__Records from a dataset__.
* * *

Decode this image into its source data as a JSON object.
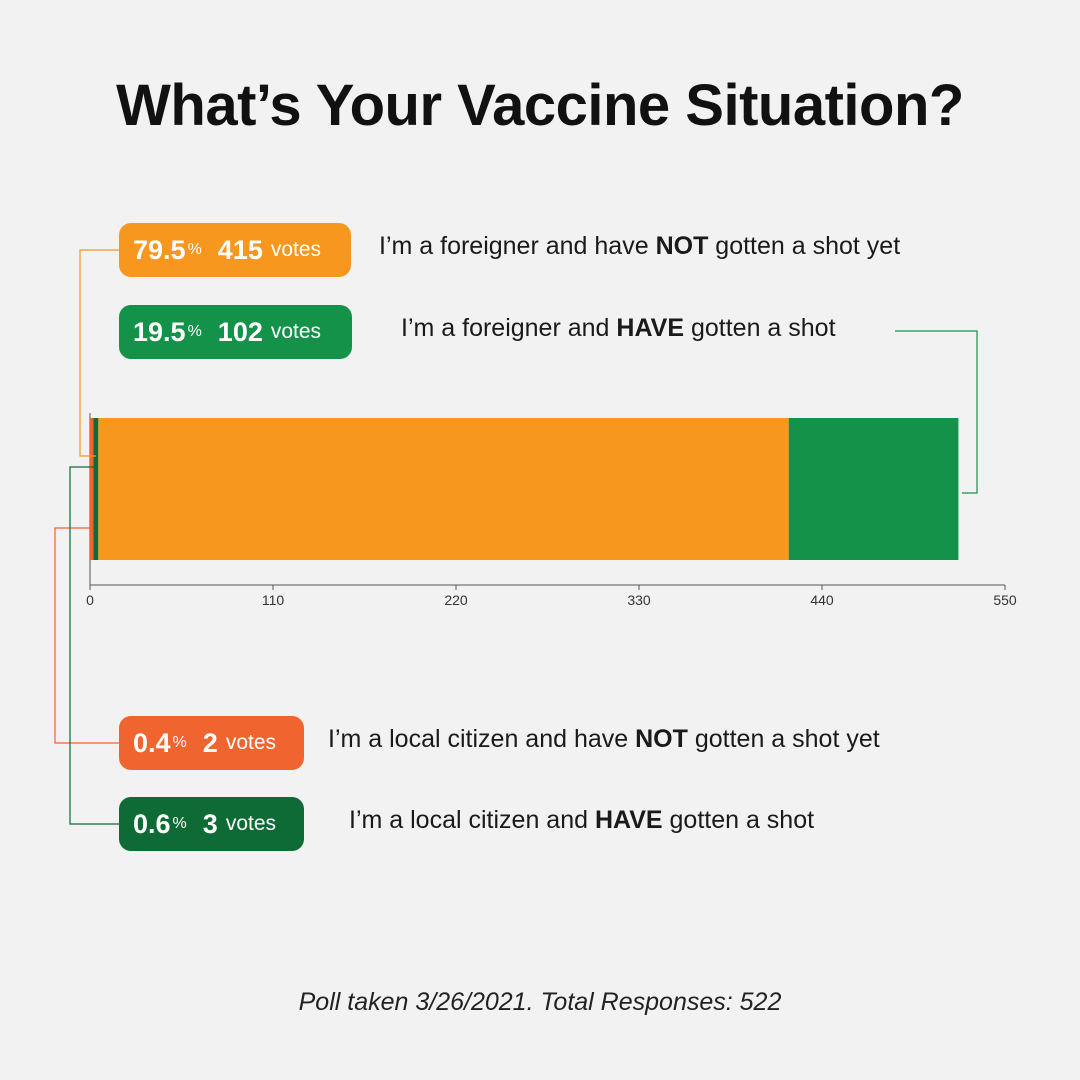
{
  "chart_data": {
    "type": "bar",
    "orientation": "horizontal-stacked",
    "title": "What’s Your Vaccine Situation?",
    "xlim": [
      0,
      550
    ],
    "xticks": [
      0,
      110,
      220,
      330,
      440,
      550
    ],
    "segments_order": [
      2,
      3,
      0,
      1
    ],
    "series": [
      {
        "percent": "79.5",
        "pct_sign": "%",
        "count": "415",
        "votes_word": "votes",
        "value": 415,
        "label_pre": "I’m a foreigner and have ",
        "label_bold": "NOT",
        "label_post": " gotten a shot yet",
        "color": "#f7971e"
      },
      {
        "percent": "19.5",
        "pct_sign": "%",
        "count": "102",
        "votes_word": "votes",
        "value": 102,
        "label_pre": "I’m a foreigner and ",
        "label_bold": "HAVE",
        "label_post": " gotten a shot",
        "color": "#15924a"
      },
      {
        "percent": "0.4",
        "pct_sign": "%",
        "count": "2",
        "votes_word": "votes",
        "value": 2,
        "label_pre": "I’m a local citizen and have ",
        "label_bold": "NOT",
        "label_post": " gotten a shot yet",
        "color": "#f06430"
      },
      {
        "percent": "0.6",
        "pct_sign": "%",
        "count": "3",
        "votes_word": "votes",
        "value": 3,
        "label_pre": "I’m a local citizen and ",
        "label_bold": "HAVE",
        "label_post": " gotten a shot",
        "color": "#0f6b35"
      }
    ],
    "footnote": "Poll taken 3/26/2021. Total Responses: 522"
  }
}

* * *

__Exercise details__. Copy the records above exactly, leaving out every picture.

__The reply__.
Decode this image into its source data as a JSON object.
{
  "chart_data": {
    "type": "bar",
    "orientation": "horizontal-stacked",
    "title": "What’s Your Vaccine Situation?",
    "xlim": [
      0,
      550
    ],
    "xticks": [
      0,
      110,
      220,
      330,
      440,
      550
    ],
    "segments_order": [
      2,
      3,
      0,
      1
    ],
    "series": [
      {
        "percent": "79.5",
        "pct_sign": "%",
        "count": "415",
        "votes_word": "votes",
        "value": 415,
        "label_pre": "I’m a foreigner and have ",
        "label_bold": "NOT",
        "label_post": " gotten a shot yet",
        "color": "#f7971e"
      },
      {
        "percent": "19.5",
        "pct_sign": "%",
        "count": "102",
        "votes_word": "votes",
        "value": 102,
        "label_pre": "I’m a foreigner and ",
        "label_bold": "HAVE",
        "label_post": " gotten a shot",
        "color": "#15924a"
      },
      {
        "percent": "0.4",
        "pct_sign": "%",
        "count": "2",
        "votes_word": "votes",
        "value": 2,
        "label_pre": "I’m a local citizen and have ",
        "label_bold": "NOT",
        "label_post": " gotten a shot yet",
        "color": "#f06430"
      },
      {
        "percent": "0.6",
        "pct_sign": "%",
        "count": "3",
        "votes_word": "votes",
        "value": 3,
        "label_pre": "I’m a local citizen and ",
        "label_bold": "HAVE",
        "label_post": " gotten a shot",
        "color": "#0f6b35"
      }
    ],
    "footnote": "Poll taken 3/26/2021. Total Responses: 522"
  }
}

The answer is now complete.